• _Exercise objective_:
In the passage on domestic violence laws, repeat the section from "The same victim" to "passed its law.", switching "victim shaming" to "victim blaming".

··· Passage given ···

Human Rights Watch: “Saudi women and migrant domestic workers who report violations such as rape sometimes face counteraccusations of fornication, leaving them open to criminal prosecution. Parents can pursue criminal prosecutions against their dependents on the charge of ‘uquq, or ‘parental disobedience.’ Saudi Arabia needs to abolish such practices if the new law is to be effective.”

Furthermore, as Khaled al-Fakher, secretary general of the government-licensed National Society for Human Rights, told Reuters, one reason domestic violence was rampant in Saudi Arabia was because tribal traditions prevented women from reporting abuse for fear of social stigma. “Women think what the community would say about her if she filed a complaint,” he said.

The same victim shaming also silenced women in Lebanon from speaking out against domestic violence for years. It took seven years of lobbying by the local
NGO KAFA (which means “Enough”) and media coverage of several horrific incidents of domestic violence before the Lebanese parliament finally passed the landmark Protection of Women and Family Members from Domestic Violence draft bill in April 2014—almost a year after Saudi Arabia passed its law.

One difference in the circumstances of each country’s domestic violence bill is quite telling. In Lebanon, to put pressure on lawmakers to finally pass the draft bill, KAFA organized a protest in the capital, Beirut, on International Women’s Day (March 8, 2014) to demand a law to protect women from domestic abuse. The NGO’s call for the march included a moving video plea on YouTube by mothers of several women who had been killed by their abusive husbands. Some of those mothers marched hand in hand at the head of a group of around five thousand, carrying photographs of their daughters. It was one of the largest demonstrations for a social issue in Lebanon. Many of the protesters carried banners accusing judges and forensic experts of falsifying reports on domestic violence deaths. I have not heard of any other such marches against domestic violence in the Arab world.

It is this readiness to speak out—mothers talking openly about what happened to their daughters—that makes women killed as a result of domestic abuse more than just initials in media reports. A reminder of Audre Lorde’s insistence on speaking: “Your silence will not save you.”

Unlike Saudi Arabia, Lebanon has some shelters for women who choose to leave abusive homes. In 2013, KAFA and the Internal Security Forces launched a nationwide billboard campaign encouraging women to report domestic abuse, according to Al Jazeera English. That same year, women’s rights group Resource Center for Gender Equality (ABAAD) opened the first of three halfway houses for women in Lebanon, and in November 2013, KAFA launched a scheme to educate police on how to protect women from domestic violence. According to
The Guardian,
KAFA says it receives more than twenty-six hundred calls to its domestic abuse help line each year. We need exactly such initiatives if our laws are to move beyond “ink on paper.”

··· Data provided ···

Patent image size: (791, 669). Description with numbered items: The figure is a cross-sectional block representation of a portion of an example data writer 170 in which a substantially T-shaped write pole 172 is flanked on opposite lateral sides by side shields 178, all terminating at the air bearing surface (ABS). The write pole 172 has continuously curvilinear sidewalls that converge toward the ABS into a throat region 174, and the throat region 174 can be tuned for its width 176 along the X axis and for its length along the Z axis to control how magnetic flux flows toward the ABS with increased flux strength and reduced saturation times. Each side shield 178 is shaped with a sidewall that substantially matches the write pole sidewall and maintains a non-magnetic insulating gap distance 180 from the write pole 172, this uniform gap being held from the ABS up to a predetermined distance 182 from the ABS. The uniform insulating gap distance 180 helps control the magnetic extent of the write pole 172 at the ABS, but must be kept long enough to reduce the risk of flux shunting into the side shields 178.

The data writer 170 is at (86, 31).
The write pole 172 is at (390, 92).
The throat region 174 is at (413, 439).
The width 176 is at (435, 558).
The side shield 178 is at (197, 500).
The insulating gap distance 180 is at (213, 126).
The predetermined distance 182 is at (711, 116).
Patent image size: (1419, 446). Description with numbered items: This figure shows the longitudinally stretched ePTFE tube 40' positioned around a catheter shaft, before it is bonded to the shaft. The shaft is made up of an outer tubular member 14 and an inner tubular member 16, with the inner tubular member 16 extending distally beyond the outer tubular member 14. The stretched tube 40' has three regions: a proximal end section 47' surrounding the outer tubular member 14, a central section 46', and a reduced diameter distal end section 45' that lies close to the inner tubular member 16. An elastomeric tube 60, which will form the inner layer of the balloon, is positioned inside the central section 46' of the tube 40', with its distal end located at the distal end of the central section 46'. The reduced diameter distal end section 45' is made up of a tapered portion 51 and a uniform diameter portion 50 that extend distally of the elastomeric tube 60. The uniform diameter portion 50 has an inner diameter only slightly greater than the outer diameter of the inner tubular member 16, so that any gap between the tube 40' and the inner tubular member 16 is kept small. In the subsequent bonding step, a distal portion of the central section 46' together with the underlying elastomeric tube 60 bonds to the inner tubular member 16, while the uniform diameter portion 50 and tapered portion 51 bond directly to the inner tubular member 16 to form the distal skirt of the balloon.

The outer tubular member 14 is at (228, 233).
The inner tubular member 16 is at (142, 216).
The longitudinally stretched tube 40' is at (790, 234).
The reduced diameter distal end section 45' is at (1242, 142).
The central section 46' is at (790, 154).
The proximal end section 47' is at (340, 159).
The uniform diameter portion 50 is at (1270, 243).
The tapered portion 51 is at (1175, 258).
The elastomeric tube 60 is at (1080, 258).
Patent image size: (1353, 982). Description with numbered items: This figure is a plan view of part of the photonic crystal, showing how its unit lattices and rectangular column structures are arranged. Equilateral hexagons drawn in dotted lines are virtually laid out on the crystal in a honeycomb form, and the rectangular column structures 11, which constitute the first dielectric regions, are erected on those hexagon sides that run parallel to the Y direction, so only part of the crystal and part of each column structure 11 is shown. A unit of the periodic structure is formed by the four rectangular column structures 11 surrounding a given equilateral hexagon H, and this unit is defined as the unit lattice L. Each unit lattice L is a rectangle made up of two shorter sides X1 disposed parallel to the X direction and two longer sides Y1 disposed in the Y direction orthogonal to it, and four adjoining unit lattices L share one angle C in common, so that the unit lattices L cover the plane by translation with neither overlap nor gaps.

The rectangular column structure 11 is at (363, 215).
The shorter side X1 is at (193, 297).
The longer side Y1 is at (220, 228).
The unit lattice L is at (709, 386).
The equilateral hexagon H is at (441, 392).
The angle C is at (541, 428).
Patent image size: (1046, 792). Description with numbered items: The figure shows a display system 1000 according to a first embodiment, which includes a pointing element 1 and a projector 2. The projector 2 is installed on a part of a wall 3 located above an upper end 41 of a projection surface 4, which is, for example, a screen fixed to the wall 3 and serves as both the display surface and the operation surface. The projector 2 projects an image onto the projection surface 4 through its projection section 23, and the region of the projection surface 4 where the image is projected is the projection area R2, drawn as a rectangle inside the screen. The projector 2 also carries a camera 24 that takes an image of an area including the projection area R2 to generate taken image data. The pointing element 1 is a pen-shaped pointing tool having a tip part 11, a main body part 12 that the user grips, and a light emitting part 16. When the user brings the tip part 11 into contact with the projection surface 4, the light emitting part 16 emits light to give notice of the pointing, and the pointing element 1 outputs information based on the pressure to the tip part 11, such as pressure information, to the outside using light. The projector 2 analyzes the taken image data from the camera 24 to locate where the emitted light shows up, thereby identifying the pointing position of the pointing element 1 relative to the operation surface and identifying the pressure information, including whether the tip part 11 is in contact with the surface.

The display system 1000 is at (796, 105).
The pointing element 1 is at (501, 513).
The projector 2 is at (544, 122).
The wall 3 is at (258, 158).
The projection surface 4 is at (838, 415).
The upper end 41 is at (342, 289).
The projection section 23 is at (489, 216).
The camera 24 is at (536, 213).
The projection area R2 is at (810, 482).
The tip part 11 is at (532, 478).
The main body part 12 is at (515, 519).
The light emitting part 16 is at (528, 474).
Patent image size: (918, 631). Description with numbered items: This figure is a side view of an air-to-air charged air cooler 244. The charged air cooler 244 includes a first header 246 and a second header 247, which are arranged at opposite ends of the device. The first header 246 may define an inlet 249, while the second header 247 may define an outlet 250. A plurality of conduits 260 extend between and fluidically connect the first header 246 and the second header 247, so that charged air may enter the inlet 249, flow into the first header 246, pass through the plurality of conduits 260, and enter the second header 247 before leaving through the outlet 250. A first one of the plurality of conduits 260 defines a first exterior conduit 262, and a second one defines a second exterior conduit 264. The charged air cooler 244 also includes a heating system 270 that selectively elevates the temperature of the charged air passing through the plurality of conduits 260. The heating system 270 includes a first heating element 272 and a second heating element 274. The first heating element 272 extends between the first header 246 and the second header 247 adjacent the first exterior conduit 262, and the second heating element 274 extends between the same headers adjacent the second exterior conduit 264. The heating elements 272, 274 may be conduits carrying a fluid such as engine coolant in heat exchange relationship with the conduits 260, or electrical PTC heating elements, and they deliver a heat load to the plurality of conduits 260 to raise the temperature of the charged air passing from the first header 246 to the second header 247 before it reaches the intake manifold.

···

• _Response to the task_:
The same victim blaming also silenced women in Lebanon from speaking out against domestic violence for years. It took seven years of lobbying by the local
NGO KAFA (which means “Enough”) and media coverage of several horrific incidents of domestic violence before the Lebanese parliament finally passed the landmark Protection of Women and Family Members from Domestic Violence draft bill in April 2014—almost a year after Saudi Arabia passed its law.